**What you have to do**: Copy each line that holds "content".

Items from a dataset
START

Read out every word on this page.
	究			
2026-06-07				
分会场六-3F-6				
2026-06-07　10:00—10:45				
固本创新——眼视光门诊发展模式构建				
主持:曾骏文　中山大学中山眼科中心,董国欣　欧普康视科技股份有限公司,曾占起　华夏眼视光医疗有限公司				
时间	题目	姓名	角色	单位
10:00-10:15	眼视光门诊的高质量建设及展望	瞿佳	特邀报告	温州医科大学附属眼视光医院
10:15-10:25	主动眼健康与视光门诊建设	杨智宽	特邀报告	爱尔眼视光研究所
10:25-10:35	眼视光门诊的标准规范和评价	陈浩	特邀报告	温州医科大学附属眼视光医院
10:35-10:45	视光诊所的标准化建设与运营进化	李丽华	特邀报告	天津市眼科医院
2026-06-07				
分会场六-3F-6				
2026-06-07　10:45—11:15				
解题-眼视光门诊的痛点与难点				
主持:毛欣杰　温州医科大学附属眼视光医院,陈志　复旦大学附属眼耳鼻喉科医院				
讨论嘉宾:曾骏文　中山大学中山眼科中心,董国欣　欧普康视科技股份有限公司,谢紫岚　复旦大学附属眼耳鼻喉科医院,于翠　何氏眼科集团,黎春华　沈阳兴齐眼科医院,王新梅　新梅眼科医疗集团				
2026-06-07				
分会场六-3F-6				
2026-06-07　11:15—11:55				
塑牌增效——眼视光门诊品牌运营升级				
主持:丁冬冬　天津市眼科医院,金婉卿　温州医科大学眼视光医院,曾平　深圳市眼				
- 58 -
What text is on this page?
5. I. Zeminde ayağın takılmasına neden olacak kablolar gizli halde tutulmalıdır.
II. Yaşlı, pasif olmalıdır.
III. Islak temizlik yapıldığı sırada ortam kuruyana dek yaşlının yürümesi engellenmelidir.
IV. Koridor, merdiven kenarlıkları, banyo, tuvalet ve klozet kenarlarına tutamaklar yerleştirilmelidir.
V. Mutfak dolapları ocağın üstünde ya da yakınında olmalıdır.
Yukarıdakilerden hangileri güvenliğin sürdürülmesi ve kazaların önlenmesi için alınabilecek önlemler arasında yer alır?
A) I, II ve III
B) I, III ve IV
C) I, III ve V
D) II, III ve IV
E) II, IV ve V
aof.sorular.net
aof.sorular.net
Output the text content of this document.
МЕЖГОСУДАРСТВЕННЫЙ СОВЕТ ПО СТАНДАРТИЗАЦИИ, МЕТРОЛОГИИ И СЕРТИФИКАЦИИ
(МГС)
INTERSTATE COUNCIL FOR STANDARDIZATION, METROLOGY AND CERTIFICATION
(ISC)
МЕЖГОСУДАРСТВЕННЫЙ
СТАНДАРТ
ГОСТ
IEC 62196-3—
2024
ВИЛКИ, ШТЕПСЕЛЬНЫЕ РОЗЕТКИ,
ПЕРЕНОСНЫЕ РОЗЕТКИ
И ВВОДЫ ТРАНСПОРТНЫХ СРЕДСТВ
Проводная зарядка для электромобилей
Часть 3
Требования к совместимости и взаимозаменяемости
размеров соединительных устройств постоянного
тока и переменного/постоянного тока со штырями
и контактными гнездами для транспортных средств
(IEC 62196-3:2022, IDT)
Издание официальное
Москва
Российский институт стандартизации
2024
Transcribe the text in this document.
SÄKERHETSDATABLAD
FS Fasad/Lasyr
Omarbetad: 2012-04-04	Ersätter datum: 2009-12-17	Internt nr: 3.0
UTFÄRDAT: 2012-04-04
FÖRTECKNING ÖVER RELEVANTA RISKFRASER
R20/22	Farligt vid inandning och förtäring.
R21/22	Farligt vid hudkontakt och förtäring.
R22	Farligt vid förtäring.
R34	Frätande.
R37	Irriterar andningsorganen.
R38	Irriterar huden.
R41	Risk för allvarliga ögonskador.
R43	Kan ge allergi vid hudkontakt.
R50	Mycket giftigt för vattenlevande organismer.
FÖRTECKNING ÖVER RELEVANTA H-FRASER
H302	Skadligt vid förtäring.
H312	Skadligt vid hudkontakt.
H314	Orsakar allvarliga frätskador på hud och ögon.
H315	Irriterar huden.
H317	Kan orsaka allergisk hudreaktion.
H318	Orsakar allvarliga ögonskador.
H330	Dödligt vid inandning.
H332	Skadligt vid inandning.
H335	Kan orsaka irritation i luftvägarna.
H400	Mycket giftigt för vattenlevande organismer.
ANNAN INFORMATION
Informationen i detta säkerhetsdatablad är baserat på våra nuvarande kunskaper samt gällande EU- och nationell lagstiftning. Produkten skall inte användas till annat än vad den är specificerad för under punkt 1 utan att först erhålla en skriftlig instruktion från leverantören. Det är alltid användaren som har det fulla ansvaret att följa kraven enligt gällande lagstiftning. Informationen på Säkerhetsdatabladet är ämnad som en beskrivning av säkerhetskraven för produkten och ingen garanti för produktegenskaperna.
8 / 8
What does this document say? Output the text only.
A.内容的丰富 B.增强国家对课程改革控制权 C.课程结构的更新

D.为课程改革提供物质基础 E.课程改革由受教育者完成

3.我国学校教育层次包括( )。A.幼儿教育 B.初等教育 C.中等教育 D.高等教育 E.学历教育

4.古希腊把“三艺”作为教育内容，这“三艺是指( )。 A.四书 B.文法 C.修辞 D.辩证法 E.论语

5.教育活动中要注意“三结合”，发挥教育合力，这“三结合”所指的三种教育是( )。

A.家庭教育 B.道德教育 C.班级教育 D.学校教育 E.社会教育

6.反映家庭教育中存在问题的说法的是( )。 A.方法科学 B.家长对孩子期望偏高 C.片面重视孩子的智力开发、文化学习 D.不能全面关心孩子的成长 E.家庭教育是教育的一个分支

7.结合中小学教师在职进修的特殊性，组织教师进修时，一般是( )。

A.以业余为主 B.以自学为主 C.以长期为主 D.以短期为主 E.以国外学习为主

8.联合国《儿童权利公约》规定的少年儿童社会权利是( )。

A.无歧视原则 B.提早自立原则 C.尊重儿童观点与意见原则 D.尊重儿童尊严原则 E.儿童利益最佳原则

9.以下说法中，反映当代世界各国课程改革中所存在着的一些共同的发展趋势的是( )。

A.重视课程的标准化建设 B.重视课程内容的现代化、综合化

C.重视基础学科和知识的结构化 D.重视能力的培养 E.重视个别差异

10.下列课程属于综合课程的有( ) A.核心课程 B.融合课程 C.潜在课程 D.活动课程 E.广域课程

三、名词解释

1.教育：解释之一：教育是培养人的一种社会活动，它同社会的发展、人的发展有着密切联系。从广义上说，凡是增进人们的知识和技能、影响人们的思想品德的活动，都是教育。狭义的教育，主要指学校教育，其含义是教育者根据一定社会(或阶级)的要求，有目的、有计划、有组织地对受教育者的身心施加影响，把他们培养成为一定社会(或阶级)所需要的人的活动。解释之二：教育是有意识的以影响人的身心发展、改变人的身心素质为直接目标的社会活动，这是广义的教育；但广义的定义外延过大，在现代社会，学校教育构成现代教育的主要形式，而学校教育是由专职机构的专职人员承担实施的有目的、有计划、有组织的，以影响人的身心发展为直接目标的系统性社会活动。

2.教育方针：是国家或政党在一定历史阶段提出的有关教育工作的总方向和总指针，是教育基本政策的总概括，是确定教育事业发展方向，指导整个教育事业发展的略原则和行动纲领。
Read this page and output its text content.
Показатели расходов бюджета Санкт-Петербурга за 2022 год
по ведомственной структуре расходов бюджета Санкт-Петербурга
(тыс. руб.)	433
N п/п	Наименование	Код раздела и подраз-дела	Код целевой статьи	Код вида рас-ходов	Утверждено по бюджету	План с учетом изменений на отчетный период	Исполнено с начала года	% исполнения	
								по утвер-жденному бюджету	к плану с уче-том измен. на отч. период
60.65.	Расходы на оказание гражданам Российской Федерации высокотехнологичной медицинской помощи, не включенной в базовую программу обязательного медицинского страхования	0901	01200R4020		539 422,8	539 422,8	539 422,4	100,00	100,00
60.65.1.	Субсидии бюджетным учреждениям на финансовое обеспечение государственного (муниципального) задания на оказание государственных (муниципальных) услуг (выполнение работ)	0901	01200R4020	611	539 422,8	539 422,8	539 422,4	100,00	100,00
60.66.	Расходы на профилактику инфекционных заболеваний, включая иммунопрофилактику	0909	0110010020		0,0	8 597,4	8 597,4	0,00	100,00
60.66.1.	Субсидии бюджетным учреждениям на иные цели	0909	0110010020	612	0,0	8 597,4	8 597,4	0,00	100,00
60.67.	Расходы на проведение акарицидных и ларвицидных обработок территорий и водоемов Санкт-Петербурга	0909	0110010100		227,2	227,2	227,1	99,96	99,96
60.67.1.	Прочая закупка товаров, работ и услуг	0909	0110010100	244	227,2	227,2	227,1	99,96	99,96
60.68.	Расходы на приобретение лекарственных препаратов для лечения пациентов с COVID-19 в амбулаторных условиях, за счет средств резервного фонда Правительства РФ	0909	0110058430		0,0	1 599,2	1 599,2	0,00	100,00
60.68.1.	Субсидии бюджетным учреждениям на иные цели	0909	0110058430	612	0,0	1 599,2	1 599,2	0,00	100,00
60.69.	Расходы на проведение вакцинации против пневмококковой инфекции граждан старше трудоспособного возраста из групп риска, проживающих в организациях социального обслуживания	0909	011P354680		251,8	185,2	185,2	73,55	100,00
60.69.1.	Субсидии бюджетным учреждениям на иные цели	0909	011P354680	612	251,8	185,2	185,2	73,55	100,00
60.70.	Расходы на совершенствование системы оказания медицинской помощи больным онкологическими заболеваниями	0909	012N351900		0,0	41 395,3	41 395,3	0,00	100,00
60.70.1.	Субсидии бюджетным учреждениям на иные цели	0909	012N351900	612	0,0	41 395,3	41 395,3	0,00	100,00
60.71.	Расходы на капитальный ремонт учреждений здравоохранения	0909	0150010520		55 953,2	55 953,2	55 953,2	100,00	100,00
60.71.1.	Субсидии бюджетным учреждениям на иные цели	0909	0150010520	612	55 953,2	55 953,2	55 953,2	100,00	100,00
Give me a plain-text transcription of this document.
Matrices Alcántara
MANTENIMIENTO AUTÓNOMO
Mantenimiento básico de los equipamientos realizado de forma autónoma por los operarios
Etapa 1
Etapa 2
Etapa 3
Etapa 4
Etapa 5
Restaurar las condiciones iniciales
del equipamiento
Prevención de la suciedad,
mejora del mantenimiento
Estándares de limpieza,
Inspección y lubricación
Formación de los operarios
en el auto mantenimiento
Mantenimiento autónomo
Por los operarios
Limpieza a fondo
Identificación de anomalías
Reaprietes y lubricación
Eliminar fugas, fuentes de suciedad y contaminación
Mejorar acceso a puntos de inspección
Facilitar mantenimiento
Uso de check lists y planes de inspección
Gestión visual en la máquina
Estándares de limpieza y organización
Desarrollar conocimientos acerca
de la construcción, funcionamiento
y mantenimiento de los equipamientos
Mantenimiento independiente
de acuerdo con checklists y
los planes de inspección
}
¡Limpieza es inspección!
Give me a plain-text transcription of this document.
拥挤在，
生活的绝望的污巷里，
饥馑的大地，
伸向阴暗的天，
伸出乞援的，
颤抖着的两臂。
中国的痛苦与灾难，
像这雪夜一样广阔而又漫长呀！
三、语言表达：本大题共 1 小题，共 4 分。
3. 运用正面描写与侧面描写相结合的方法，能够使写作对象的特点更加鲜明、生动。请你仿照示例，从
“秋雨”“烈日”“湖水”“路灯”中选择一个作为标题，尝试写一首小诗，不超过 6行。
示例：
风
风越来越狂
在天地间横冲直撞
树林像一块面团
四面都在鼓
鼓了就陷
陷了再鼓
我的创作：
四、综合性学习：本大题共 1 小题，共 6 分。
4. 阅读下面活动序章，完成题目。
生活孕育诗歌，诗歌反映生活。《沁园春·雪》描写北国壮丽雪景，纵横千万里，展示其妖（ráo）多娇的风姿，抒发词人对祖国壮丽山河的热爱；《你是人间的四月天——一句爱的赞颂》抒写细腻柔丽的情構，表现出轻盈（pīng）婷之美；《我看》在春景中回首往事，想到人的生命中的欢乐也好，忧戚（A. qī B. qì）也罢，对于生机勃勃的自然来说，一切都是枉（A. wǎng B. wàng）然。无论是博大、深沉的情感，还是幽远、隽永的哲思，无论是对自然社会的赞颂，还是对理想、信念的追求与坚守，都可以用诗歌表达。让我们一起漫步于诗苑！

END

**Response to this task**:
Output the text content of this document.
Read this page and output its text content.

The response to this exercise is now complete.